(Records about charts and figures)
+++

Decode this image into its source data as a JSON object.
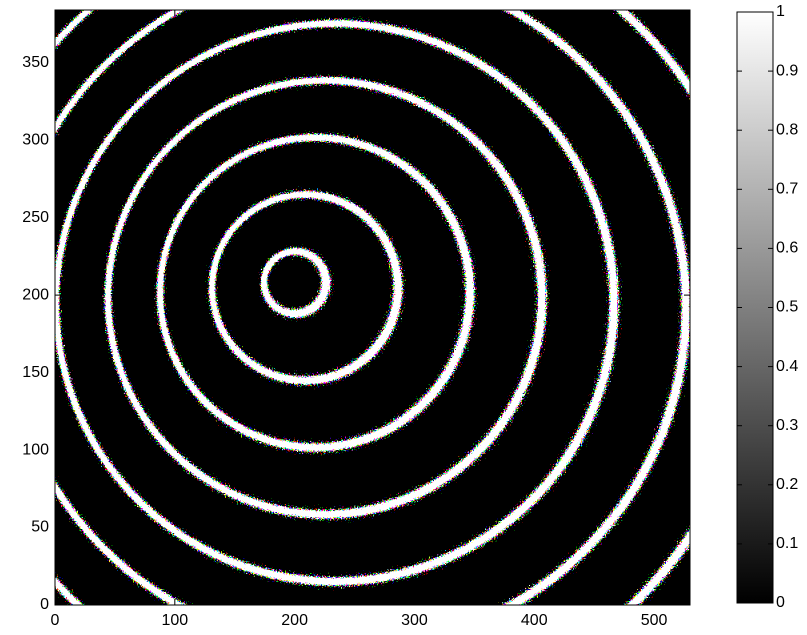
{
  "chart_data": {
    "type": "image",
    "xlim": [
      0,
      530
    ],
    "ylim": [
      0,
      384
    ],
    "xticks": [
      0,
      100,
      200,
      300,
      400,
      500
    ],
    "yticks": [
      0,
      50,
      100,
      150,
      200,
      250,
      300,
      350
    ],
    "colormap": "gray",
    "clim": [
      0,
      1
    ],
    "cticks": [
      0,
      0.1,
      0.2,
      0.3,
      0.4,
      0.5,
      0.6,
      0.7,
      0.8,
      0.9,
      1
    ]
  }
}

+++

» **Stated exercise**
Retype the entries word for word. Omit any images.

» **Correct result**
Decode this image into its source data as a JSON object.
{
  "chart_data": {
    "type": "image",
    "xlim": [
      0,
      530
    ],
    "ylim": [
      0,
      384
    ],
    "xticks": [
      0,
      100,
      200,
      300,
      400,
      500
    ],
    "yticks": [
      0,
      50,
      100,
      150,
      200,
      250,
      300,
      350
    ],
    "colormap": "gray",
    "clim": [
      0,
      1
    ],
    "cticks": [
      0,
      0.1,
      0.2,
      0.3,
      0.4,
      0.5,
      0.6,
      0.7,
      0.8,
      0.9,
      1
    ]
  }
}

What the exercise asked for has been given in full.